[Extracted data entries]
......

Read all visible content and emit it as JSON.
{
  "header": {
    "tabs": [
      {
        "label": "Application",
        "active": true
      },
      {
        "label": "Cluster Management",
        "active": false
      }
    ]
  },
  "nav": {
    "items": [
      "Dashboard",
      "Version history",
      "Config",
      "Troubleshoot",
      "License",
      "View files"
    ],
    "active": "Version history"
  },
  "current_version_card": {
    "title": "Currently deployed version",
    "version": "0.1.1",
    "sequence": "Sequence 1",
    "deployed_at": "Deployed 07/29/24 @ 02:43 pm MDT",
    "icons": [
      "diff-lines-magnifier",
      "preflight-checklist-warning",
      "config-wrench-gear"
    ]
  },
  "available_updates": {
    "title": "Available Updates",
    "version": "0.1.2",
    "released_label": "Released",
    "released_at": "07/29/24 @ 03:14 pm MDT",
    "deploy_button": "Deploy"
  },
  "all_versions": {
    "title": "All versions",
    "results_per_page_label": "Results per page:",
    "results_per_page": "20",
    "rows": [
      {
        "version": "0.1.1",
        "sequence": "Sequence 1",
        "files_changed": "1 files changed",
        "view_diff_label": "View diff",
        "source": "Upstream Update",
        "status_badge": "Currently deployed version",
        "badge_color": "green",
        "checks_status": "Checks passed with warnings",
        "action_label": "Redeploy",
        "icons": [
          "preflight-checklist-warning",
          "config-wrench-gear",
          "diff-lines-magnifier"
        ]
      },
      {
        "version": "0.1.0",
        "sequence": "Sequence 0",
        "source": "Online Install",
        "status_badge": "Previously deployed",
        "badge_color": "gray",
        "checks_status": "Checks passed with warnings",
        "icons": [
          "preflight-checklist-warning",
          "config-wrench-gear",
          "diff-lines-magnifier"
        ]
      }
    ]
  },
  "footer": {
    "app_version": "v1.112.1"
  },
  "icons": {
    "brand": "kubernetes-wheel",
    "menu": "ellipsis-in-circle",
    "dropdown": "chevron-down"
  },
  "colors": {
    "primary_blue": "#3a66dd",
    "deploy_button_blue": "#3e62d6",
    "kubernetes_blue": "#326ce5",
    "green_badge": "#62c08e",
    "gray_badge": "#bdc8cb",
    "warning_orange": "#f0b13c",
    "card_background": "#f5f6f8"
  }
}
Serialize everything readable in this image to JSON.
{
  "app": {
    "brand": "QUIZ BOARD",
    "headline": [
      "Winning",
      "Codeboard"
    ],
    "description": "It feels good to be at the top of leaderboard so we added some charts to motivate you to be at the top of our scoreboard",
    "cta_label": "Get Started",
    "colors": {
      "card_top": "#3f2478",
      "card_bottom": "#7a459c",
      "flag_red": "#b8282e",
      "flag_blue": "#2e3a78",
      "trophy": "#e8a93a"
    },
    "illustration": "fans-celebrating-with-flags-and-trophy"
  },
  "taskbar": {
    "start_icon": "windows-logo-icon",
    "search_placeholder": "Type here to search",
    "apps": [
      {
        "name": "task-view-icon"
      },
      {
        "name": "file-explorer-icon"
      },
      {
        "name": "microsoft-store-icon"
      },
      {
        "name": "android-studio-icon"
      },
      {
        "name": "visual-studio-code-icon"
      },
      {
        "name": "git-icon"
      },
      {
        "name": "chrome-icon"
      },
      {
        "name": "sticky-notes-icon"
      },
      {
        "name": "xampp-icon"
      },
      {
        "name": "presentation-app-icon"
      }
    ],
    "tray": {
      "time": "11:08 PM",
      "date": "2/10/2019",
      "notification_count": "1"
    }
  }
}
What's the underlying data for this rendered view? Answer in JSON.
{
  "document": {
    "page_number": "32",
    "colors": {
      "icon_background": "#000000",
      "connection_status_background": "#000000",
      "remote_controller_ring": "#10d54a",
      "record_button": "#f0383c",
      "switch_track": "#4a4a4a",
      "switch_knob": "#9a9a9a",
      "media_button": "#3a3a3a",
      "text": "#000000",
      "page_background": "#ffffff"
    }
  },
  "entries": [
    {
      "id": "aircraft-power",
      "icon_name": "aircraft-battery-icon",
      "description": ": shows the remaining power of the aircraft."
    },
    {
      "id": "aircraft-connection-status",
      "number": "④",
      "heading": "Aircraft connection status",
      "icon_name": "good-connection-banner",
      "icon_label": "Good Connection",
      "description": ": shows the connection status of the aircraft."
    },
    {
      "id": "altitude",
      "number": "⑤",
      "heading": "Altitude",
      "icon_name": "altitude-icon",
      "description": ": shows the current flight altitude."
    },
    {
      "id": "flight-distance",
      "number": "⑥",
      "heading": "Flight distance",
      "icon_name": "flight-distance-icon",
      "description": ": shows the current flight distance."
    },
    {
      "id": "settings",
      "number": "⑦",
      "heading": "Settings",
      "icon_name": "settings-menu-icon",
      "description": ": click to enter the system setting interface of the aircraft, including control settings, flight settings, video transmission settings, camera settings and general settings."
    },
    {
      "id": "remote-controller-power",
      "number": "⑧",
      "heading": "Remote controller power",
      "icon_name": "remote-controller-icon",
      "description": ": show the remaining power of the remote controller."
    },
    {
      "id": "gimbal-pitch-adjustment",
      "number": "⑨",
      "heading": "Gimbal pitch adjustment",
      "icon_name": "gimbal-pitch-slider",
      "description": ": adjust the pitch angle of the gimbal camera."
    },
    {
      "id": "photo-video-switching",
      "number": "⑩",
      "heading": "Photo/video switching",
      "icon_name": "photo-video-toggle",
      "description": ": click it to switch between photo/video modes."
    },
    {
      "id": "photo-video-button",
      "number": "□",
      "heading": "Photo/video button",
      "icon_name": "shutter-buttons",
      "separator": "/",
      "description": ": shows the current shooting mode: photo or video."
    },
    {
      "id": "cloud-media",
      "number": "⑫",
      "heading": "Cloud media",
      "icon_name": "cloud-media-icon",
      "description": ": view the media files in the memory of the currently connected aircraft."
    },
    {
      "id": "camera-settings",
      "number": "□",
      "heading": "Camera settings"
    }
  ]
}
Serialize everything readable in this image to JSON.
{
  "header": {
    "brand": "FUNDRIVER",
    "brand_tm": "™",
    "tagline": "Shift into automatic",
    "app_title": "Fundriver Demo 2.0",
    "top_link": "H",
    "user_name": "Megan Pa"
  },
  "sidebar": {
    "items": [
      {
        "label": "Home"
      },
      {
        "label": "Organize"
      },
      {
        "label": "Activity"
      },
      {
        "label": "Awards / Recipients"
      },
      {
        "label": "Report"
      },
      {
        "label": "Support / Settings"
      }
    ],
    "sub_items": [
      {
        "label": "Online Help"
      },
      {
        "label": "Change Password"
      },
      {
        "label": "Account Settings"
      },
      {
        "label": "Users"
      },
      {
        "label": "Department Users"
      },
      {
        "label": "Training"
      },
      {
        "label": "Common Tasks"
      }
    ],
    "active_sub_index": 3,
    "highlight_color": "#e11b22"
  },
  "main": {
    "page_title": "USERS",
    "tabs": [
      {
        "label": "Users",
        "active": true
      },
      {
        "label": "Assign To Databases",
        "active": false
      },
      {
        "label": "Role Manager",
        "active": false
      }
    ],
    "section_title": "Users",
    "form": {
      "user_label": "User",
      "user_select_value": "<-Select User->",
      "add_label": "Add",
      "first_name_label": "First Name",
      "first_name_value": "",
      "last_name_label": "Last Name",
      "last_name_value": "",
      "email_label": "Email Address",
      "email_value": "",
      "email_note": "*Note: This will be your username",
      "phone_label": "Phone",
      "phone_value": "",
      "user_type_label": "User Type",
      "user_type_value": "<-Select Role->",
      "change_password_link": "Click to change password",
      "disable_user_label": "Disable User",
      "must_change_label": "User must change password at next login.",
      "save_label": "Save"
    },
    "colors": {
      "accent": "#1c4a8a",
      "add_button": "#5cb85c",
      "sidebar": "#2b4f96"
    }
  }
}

......

The task:
Repeat every line of the data, exactly and in full.

Result of this exercise:
Read all visible content and emit it as JSON.
{
  "header": {
    "tabs": [
      {
        "label": "Application",
        "active": true
      },
      {
        "label": "Cluster Management",
        "active": false
      }
    ]
  },
  "nav": {
    "items": [
      "Dashboard",
      "Version history",
      "Config",
      "Troubleshoot",
      "License",
      "View files"
    ],
    "active": "Version history"
  },
  "current_version_card": {
    "title": "Currently deployed version",
    "version": "0.1.1",
    "sequence": "Sequence 1",
    "deployed_at": "Deployed 07/29/24 @ 02:43 pm MDT",
    "icons": [
      "diff-lines-magnifier",
      "preflight-checklist-warning",
      "config-wrench-gear"
    ]
  },
  "available_updates": {
    "title": "Available Updates",
    "version": "0.1.2",
    "released_label": "Released",
    "released_at": "07/29/24 @ 03:14 pm MDT",
    "deploy_button": "Deploy"
  },
  "all_versions": {
    "title": "All versions",
    "results_per_page_label": "Results per page:",
    "results_per_page": "20",
    "rows": [
      {
        "version": "0.1.1",
        "sequence": "Sequence 1",
        "files_changed": "1 files changed",
        "view_diff_label": "View diff",
        "source": "Upstream Update",
        "status_badge": "Currently deployed version",
        "badge_color": "green",
        "checks_status": "Checks passed with warnings",
        "action_label": "Redeploy",
        "icons": [
          "preflight-checklist-warning",
          "config-wrench-gear",
          "diff-lines-magnifier"
        ]
      },
      {
        "version": "0.1.0",
        "sequence": "Sequence 0",
        "source": "Online Install",
        "status_badge": "Previously deployed",
        "badge_color": "gray",
        "checks_status": "Checks passed with warnings",
        "icons": [
          "preflight-checklist-warning",
          "config-wrench-gear",
          "diff-lines-magnifier"
        ]
      }
    ]
  },
  "footer": {
    "app_version": "v1.112.1"
  },
  "icons": {
    "brand": "kubernetes-wheel",
    "menu": "ellipsis-in-circle",
    "dropdown": "chevron-down"
  },
  "colors": {
    "primary_blue": "#3a66dd",
    "deploy_button_blue": "#3e62d6",
    "kubernetes_blue": "#326ce5",
    "green_badge": "#62c08e",
    "gray_badge": "#bdc8cb",
    "warning_orange": "#f0b13c",
    "card_background": "#f5f6f8"
  }
}
Serialize everything readable in this image to JSON.
{
  "app": {
    "brand": "QUIZ BOARD",
    "headline": [
      "Winning",
      "Codeboard"
    ],
    "description": "It feels good to be at the top of leaderboard so we added some charts to motivate you to be at the top of our scoreboard",
    "cta_label": "Get Started",
    "colors": {
      "card_top": "#3f2478",
      "card_bottom": "#7a459c",
      "flag_red": "#b8282e",
      "flag_blue": "#2e3a78",
      "trophy": "#e8a93a"
    },
    "illustration": "fans-celebrating-with-flags-and-trophy"
  },
  "taskbar": {
    "start_icon": "windows-logo-icon",
    "search_placeholder": "Type here to search",
    "apps": [
      {
        "name": "task-view-icon"
      },
      {
        "name": "file-explorer-icon"
      },
      {
        "name": "microsoft-store-icon"
      },
      {
        "name": "android-studio-icon"
      },
      {
        "name": "visual-studio-code-icon"
      },
      {
        "name": "git-icon"
      },
      {
        "name": "chrome-icon"
      },
      {
        "name": "sticky-notes-icon"
      },
      {
        "name": "xampp-icon"
      },
      {
        "name": "presentation-app-icon"
      }
    ],
    "tray": {
      "time": "11:08 PM",
      "date": "2/10/2019",
      "notification_count": "1"
    }
  }
}
What's the underlying data for this rendered view? Answer in JSON.
{
  "document": {
    "page_number": "32",
    "colors": {
      "icon_background": "#000000",
      "connection_status_background": "#000000",
      "remote_controller_ring": "#10d54a",
      "record_button": "#f0383c",
      "switch_track": "#4a4a4a",
      "switch_knob": "#9a9a9a",
      "media_button": "#3a3a3a",
      "text": "#000000",
      "page_background": "#ffffff"
    }
  },
  "entries": [
    {
      "id": "aircraft-power",
      "icon_name": "aircraft-battery-icon",
      "description": ": shows the remaining power of the aircraft."
    },
    {
      "id": "aircraft-connection-status",
      "number": "④",
      "heading": "Aircraft connection status",
      "icon_name": "good-connection-banner",
      "icon_label": "Good Connection",
      "description": ": shows the connection status of the aircraft."
    },
    {
      "id": "altitude",
      "number": "⑤",
      "heading": "Altitude",
      "icon_name": "altitude-icon",
      "description": ": shows the current flight altitude."
    },
    {
      "id": "flight-distance",
      "number": "⑥",
      "heading": "Flight distance",
      "icon_name": "flight-distance-icon",
      "description": ": shows the current flight distance."
    },
    {
      "id": "settings",
      "number": "⑦",
      "heading": "Settings",
      "icon_name": "settings-menu-icon",
      "description": ": click to enter the system setting interface of the aircraft, including control settings, flight settings, video transmission settings, camera settings and general settings."
    },
    {
      "id": "remote-controller-power",
      "number": "⑧",
      "heading": "Remote controller power",
      "icon_name": "remote-controller-icon",
      "description": ": show the remaining power of the remote controller."
    },
    {
      "id": "gimbal-pitch-adjustment",
      "number": "⑨",
      "heading": "Gimbal pitch adjustment",
      "icon_name": "gimbal-pitch-slider",
      "description": ": adjust the pitch angle of the gimbal camera."
    },
    {
      "id": "photo-video-switching",
      "number": "⑩",
      "heading": "Photo/video switching",
      "icon_name": "photo-video-toggle",
      "description": ": click it to switch between photo/video modes."
    },
    {
      "id": "photo-video-button",
      "number": "□",
      "heading": "Photo/video button",
      "icon_name": "shutter-buttons",
      "separator": "/",
      "description": ": shows the current shooting mode: photo or video."
    },
    {
      "id": "cloud-media",
      "number": "⑫",
      "heading": "Cloud media",
      "icon_name": "cloud-media-icon",
      "description": ": view the media files in the memory of the currently connected aircraft."
    },
    {
      "id": "camera-settings",
      "number": "□",
      "heading": "Camera settings"
    }
  ]
}
Serialize everything readable in this image to JSON.
{
  "header": {
    "brand": "FUNDRIVER",
    "brand_tm": "™",
    "tagline": "Shift into automatic",
    "app_title": "Fundriver Demo 2.0",
    "top_link": "H",
    "user_name": "Megan Pa"
  },
  "sidebar": {
    "items": [
      {
        "label": "Home"
      },
      {
        "label": "Organize"
      },
      {
        "label": "Activity"
      },
      {
        "label": "Awards / Recipients"
      },
      {
        "label": "Report"
      },
      {
        "label": "Support / Settings"
      }
    ],
    "sub_items": [
      {
        "label": "Online Help"
      },
      {
        "label": "Change Password"
      },
      {
        "label": "Account Settings"
      },
      {
        "label": "Users"
      },
      {
        "label": "Department Users"
      },
      {
        "label": "Training"
      },
      {
        "label": "Common Tasks"
      }
    ],
    "active_sub_index": 3,
    "highlight_color": "#e11b22"
  },
  "main": {
    "page_title": "USERS",
    "tabs": [
      {
        "label": "Users",
        "active": true
      },
      {
        "label": "Assign To Databases",
        "active": false
      },
      {
        "label": "Role Manager",
        "active": false
      }
    ],
    "section_title": "Users",
    "form": {
      "user_label": "User",
      "user_select_value": "<-Select User->",
      "add_label": "Add",
      "first_name_label": "First Name",
      "first_name_value": "",
      "last_name_label": "Last Name",
      "last_name_value": "",
      "email_label": "Email Address",
      "email_value": "",
      "email_note": "*Note: This will be your username",
      "phone_label": "Phone",
      "phone_value": "",
      "user_type_label": "User Type",
      "user_type_value": "<-Select Role->",
      "change_password_link": "Click to change password",
      "disable_user_label": "Disable User",
      "must_change_label": "User must change password at next login.",
      "save_label": "Save"
    },
    "colors": {
      "accent": "#1c4a8a",
      "add_button": "#5cb85c",
      "sidebar": "#2b4f96"
    }
  }
}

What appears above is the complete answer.